Look through the data below and say how many of its lines contain "Office", adding nothing else.

[Dataset records]
------------------------------------------------

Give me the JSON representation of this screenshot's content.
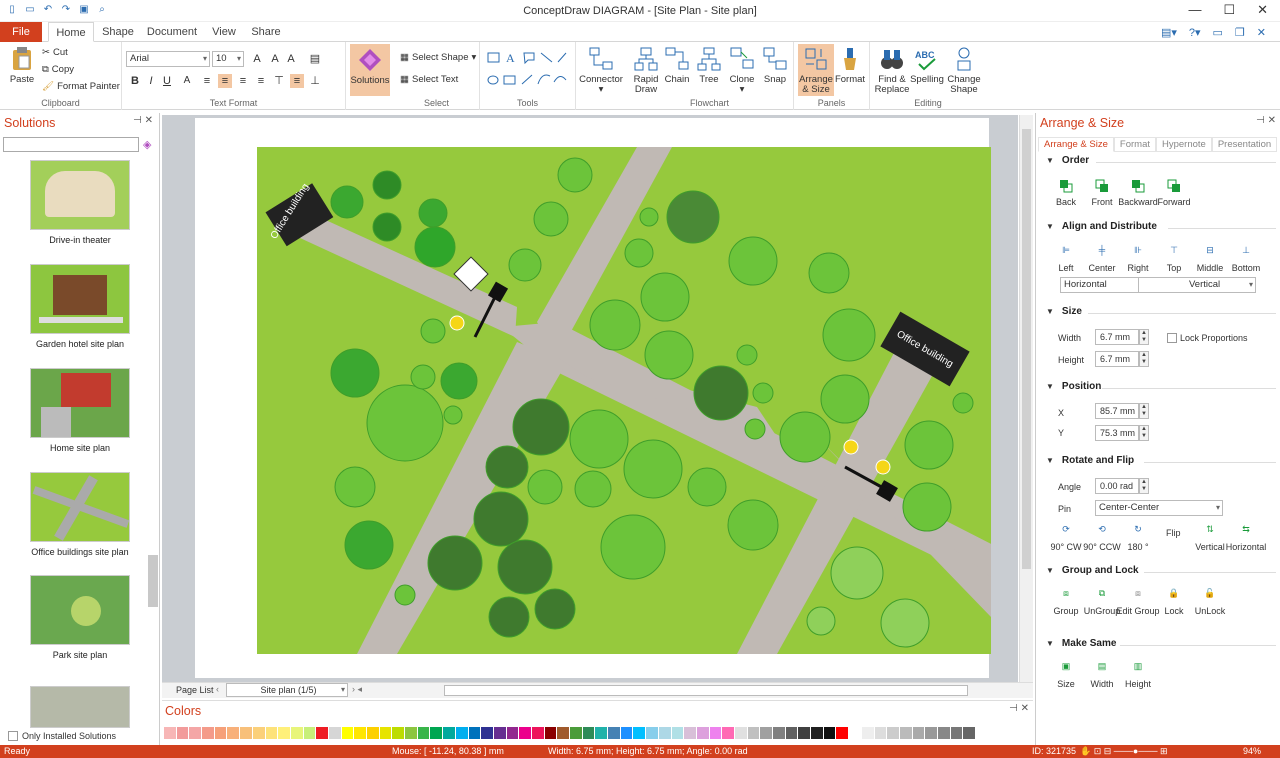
{
  "window": {
    "title": "ConceptDraw DIAGRAM - [Site Plan - Site plan]"
  },
  "tabs": [
    "File",
    "Home",
    "Shape",
    "Document",
    "View",
    "Share"
  ],
  "ribbon": {
    "clipboard": {
      "paste": "Paste",
      "cut": "Cut",
      "copy": "Copy",
      "format_painter": "Format Painter",
      "label": "Clipboard"
    },
    "text_format": {
      "font": "Arial",
      "size": "10",
      "label": "Text Format"
    },
    "solutions": "Solutions",
    "select": {
      "select_shape": "Select Shape",
      "select_text": "Select Text",
      "label": "Select"
    },
    "tools": {
      "label": "Tools"
    },
    "connector": "Connector",
    "flowchart": {
      "rapid_draw": "Rapid Draw",
      "chain": "Chain",
      "tree": "Tree",
      "clone": "Clone",
      "snap": "Snap",
      "label": "Flowchart"
    },
    "panels": {
      "arrange_size": "Arrange & Size",
      "format": "Format",
      "label": "Panels"
    },
    "editing": {
      "find_replace": "Find & Replace",
      "spelling": "Spelling",
      "change_shape": "Change Shape",
      "label": "Editing"
    }
  },
  "solutions_panel": {
    "title": "Solutions",
    "items": [
      "Drive-in theater",
      "Garden hotel site plan",
      "Home site plan",
      "Office buildings site plan",
      "Park site plan"
    ],
    "only_installed": "Only Installed Solutions"
  },
  "canvas": {
    "labels": [
      "Office building",
      "Office building"
    ],
    "page_list": "Page List",
    "page_select": "Site plan (1/5)"
  },
  "colors_panel": {
    "title": "Colors",
    "swatches": [
      "#f7b6b6",
      "#f29b9b",
      "#f4a6a6",
      "#f49b8a",
      "#f6a079",
      "#f8b07a",
      "#f8c07a",
      "#fbd07a",
      "#fde27a",
      "#fff07a",
      "#e8f57a",
      "#c8ef7a",
      "#ee1c24",
      "#d6d6d6",
      "#ffff00",
      "#ffe600",
      "#fdd000",
      "#e7e400",
      "#bddc00",
      "#8cc63f",
      "#39b54a",
      "#00a651",
      "#00a99d",
      "#00aeef",
      "#0072bc",
      "#2e3192",
      "#662d91",
      "#92278f",
      "#ec008c",
      "#ed145b",
      "#8b0000",
      "#a05a2c",
      "#4b9c3a",
      "#2e8b57",
      "#20b2aa",
      "#4682b4",
      "#1e90ff",
      "#00bfff",
      "#87ceeb",
      "#add8e6",
      "#b0e0e6",
      "#d8bfd8",
      "#dda0dd",
      "#ee82ee",
      "#ff69b4",
      "#e0e0e0",
      "#c0c0c0",
      "#a0a0a0",
      "#808080",
      "#606060",
      "#404040",
      "#202020",
      "#101010",
      "#ff0000",
      "#ffffff",
      "#eeeeee",
      "#dddddd",
      "#cccccc",
      "#bbbbbb",
      "#aaaaaa",
      "#999999",
      "#888888",
      "#777777",
      "#666666"
    ]
  },
  "arrange_panel": {
    "title": "Arrange & Size",
    "tabs": [
      "Arrange & Size",
      "Format",
      "Hypernote",
      "Presentation"
    ],
    "order": {
      "title": "Order",
      "items": [
        "Back",
        "Front",
        "Backward",
        "Forward"
      ]
    },
    "align": {
      "title": "Align and Distribute",
      "items": [
        "Left",
        "Center",
        "Right",
        "Top",
        "Middle",
        "Bottom"
      ],
      "horizontal": "Horizontal",
      "vertical": "Vertical"
    },
    "size": {
      "title": "Size",
      "width_label": "Width",
      "width": "6.7 mm",
      "height_label": "Height",
      "height": "6.7 mm",
      "lock": "Lock Proportions"
    },
    "position": {
      "title": "Position",
      "x_label": "X",
      "x": "85.7 mm",
      "y_label": "Y",
      "y": "75.3 mm"
    },
    "rotate": {
      "title": "Rotate and Flip",
      "angle_label": "Angle",
      "angle": "0.00 rad",
      "pin_label": "Pin",
      "pin": "Center-Center",
      "items": [
        "90° CW",
        "90° CCW",
        "180 °",
        "Flip",
        "Vertical",
        "Horizontal"
      ]
    },
    "group": {
      "title": "Group and Lock",
      "items": [
        "Group",
        "UnGroup",
        "Edit Group",
        "Lock",
        "UnLock"
      ]
    },
    "make_same": {
      "title": "Make Same",
      "items": [
        "Size",
        "Width",
        "Height"
      ]
    }
  },
  "status": {
    "ready": "Ready",
    "mouse": "Mouse: [ -11.24, 80.38 ] mm",
    "size": "Width: 6.75 mm;  Height: 6.75 mm;  Angle: 0.00 rad",
    "id": "ID: 321735",
    "zoom": "94%"
  }
}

------------------------------------------------

# Written answer:
3